[Rows from a figure dataset]
--- Begin ---
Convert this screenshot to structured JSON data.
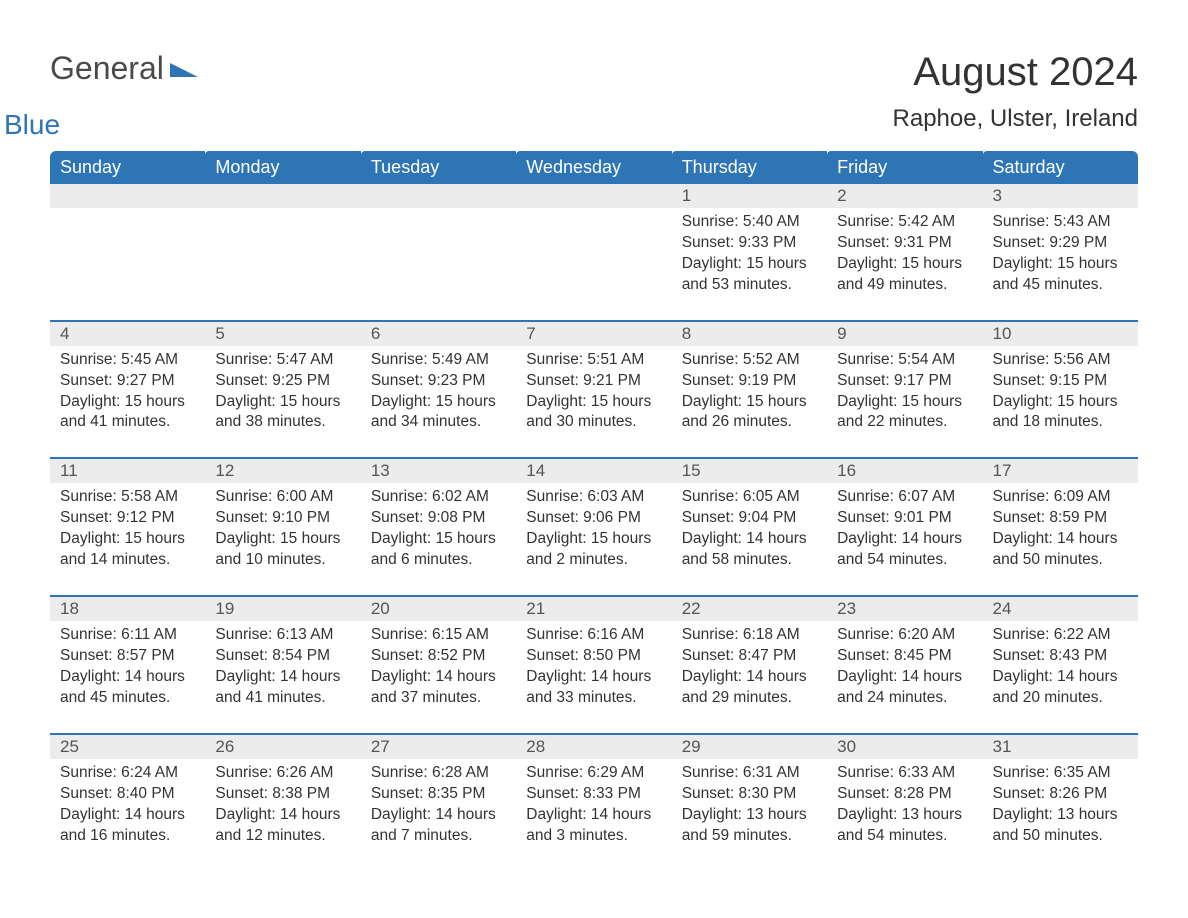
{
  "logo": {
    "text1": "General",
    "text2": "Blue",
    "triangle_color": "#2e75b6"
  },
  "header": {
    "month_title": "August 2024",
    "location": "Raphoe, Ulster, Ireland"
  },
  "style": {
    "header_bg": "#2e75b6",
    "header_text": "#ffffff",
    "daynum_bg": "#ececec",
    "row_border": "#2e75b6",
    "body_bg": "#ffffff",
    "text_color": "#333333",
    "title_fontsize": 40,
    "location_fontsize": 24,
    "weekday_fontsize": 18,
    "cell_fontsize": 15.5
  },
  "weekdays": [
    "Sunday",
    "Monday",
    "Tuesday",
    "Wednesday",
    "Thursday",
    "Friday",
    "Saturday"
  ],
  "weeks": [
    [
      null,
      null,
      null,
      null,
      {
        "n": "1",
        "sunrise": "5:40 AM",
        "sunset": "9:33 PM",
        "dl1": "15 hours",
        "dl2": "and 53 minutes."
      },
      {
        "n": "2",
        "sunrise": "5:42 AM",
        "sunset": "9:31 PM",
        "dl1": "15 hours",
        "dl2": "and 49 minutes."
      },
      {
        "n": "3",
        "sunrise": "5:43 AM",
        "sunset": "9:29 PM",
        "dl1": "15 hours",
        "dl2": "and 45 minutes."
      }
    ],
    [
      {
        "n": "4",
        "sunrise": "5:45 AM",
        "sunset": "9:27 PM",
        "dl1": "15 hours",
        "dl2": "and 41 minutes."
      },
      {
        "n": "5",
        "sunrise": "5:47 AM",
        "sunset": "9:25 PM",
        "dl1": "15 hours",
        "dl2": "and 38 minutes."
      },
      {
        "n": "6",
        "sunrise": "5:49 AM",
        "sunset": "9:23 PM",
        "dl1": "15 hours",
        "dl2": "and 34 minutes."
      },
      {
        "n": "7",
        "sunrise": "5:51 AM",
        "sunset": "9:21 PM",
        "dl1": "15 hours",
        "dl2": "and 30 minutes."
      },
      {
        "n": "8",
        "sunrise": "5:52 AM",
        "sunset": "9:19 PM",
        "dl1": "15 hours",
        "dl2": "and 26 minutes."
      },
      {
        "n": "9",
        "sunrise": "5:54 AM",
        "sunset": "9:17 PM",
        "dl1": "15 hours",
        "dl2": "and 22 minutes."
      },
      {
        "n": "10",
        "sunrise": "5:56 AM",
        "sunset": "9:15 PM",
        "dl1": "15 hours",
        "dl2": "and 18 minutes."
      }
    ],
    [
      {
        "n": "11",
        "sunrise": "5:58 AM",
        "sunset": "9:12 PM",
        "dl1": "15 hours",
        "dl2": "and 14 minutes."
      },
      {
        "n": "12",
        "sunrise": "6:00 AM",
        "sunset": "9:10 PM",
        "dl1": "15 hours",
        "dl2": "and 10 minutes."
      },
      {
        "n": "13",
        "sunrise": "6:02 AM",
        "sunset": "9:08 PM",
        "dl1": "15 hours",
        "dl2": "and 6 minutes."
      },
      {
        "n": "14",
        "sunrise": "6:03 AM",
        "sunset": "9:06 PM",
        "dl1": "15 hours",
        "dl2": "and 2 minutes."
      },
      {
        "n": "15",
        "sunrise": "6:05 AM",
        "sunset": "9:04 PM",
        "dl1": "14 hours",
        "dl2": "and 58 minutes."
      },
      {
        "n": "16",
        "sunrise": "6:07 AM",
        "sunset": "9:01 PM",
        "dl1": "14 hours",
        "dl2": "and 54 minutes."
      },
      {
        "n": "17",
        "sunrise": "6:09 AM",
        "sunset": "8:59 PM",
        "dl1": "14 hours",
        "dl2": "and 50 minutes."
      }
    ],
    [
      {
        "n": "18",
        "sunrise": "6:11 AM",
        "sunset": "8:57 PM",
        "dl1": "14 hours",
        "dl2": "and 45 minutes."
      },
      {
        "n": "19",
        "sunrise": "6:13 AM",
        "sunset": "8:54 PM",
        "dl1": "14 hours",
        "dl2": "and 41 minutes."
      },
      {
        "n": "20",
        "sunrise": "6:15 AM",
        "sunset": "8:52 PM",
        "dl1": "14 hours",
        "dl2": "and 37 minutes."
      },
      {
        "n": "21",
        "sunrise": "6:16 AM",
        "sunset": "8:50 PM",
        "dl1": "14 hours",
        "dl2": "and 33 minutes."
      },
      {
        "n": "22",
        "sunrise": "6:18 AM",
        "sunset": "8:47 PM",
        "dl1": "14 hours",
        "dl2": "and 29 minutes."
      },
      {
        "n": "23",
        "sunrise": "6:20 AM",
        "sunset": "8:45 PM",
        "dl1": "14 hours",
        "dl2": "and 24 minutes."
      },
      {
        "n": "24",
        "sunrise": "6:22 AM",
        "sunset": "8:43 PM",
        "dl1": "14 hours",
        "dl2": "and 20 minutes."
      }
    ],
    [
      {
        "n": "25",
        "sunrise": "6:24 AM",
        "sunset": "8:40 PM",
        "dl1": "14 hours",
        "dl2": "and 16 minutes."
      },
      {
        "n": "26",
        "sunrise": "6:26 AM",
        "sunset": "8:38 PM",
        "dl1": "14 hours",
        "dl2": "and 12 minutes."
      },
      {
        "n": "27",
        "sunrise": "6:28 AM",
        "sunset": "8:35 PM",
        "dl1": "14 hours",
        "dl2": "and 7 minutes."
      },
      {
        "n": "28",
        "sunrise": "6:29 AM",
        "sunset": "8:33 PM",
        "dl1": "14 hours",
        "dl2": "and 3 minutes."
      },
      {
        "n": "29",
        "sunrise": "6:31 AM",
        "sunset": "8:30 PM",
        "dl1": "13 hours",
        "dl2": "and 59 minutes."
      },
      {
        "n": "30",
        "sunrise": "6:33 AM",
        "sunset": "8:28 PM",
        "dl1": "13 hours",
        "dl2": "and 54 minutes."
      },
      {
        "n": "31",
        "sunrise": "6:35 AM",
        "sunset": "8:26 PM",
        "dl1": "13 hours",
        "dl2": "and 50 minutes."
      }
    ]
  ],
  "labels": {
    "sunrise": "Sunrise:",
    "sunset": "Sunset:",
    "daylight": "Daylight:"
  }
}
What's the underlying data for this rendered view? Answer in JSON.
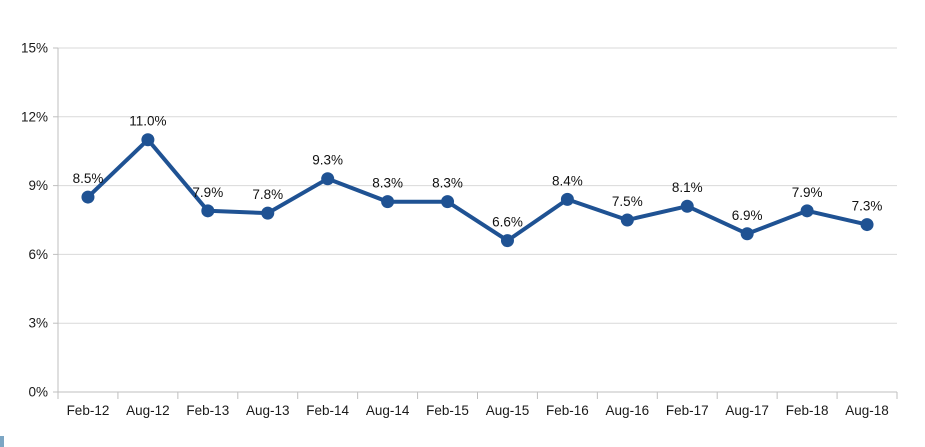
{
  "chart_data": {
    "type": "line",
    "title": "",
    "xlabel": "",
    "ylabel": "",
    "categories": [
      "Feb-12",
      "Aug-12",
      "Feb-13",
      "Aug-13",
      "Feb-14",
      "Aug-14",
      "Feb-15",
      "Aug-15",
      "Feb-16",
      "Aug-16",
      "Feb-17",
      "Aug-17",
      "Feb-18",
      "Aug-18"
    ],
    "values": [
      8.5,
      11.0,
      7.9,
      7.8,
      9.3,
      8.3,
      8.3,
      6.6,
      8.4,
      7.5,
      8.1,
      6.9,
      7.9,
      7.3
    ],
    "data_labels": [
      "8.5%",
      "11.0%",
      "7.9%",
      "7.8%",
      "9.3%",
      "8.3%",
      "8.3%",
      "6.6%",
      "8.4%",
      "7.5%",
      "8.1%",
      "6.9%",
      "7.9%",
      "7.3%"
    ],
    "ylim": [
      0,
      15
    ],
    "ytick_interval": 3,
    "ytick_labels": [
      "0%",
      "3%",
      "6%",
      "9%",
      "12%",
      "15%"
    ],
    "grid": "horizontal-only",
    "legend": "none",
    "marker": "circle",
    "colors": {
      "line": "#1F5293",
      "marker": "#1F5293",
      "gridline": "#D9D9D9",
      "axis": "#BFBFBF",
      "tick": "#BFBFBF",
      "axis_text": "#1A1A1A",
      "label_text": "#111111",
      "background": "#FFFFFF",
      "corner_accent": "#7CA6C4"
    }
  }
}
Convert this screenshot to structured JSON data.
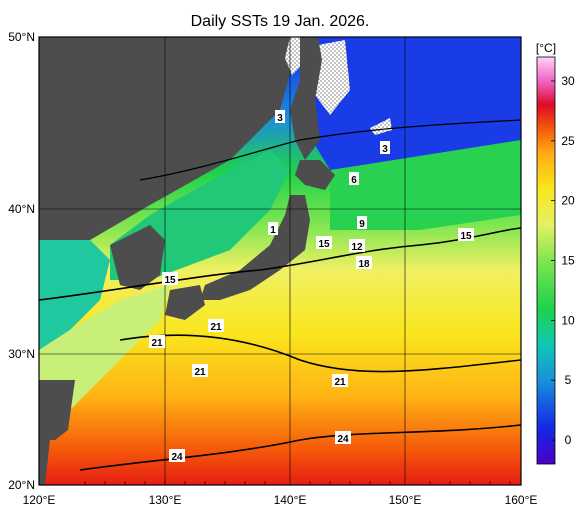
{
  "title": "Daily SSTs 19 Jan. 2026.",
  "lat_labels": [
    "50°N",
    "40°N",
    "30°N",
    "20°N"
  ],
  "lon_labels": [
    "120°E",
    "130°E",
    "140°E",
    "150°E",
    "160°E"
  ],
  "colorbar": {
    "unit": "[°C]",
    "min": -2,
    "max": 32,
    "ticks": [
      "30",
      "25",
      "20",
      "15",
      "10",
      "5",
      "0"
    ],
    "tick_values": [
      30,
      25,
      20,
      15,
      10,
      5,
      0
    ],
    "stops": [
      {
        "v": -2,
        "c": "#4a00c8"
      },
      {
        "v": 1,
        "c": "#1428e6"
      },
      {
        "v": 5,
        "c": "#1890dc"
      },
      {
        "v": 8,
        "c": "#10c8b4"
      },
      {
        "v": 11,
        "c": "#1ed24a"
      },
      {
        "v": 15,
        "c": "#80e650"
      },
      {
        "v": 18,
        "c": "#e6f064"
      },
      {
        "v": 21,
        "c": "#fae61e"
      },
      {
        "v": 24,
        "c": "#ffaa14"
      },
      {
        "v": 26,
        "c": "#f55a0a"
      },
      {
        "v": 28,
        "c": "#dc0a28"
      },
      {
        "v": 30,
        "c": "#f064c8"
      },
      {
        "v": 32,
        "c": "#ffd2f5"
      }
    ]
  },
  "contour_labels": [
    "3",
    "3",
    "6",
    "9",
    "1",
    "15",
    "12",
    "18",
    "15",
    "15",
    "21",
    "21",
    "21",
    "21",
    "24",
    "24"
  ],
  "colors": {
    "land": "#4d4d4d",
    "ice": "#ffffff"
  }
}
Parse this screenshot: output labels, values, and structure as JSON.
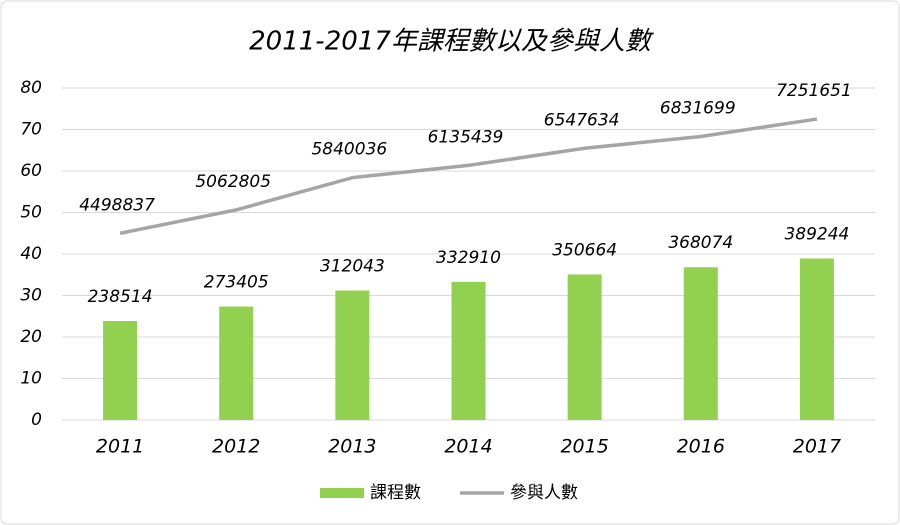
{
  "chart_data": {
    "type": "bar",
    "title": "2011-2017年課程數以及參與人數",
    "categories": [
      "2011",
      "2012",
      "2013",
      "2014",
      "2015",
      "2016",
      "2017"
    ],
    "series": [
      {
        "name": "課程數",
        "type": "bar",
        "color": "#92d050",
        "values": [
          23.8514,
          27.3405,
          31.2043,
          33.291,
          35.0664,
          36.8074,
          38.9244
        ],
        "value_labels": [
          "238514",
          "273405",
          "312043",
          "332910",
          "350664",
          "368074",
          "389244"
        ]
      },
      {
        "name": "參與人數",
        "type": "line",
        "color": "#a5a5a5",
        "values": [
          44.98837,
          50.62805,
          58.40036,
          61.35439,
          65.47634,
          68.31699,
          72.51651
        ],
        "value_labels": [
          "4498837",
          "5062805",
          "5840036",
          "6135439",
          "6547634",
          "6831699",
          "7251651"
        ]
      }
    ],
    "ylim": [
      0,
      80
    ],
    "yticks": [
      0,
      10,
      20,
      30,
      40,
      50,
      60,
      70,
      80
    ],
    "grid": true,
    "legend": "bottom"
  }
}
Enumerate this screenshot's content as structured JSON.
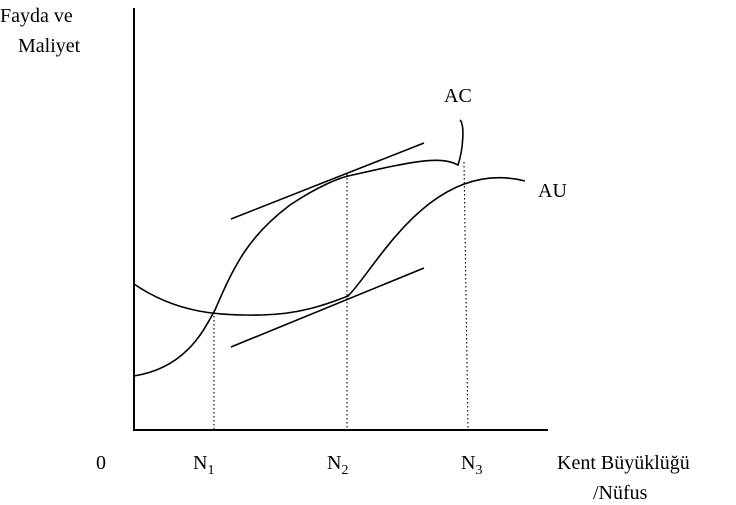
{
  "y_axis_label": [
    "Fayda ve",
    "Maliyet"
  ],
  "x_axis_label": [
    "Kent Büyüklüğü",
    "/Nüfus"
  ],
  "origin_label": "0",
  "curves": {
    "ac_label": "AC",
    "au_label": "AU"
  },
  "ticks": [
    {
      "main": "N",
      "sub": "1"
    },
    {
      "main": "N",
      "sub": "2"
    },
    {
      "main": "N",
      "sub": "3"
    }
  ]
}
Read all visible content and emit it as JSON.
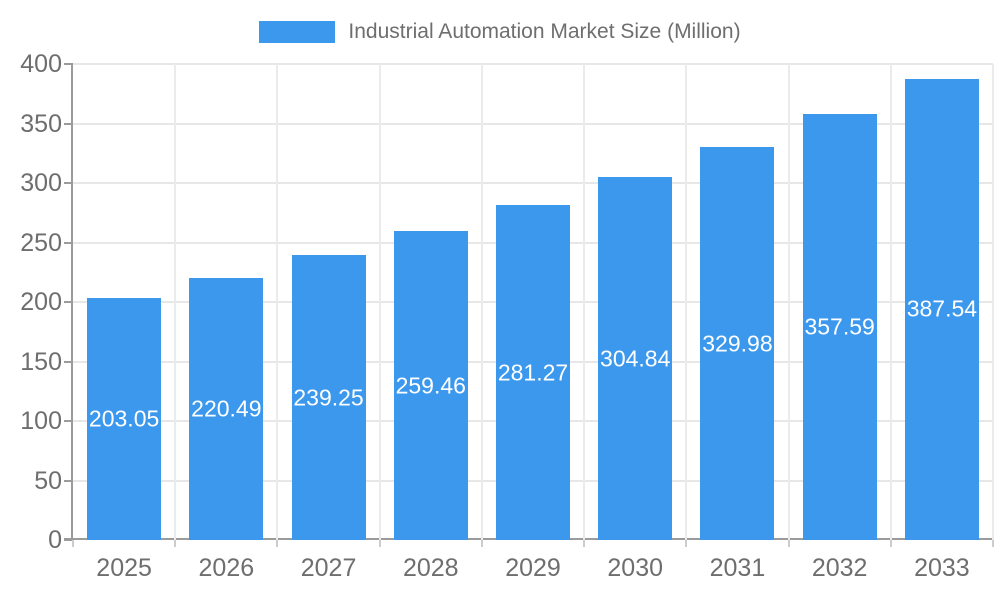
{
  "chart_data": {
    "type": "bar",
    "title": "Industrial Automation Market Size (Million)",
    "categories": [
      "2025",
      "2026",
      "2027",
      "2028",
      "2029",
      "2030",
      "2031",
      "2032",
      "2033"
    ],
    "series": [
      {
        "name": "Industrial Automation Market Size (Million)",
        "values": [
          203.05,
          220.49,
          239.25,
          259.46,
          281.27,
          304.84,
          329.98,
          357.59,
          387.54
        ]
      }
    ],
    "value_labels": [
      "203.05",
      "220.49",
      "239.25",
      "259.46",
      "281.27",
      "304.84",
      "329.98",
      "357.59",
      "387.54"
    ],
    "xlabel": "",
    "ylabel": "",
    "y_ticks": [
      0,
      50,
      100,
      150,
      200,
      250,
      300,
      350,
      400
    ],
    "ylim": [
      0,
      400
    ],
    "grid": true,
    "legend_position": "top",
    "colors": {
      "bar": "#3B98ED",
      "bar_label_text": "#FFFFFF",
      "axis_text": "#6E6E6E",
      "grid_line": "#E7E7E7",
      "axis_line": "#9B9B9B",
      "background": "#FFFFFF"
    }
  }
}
--- End ---
Task brief:
Which lines above contain "Industrial"? Show each of them.

Answer to this exercise:
    "title": "Industrial Automation Market Size (Million)",
        "name": "Industrial Automation Market Size (Million)",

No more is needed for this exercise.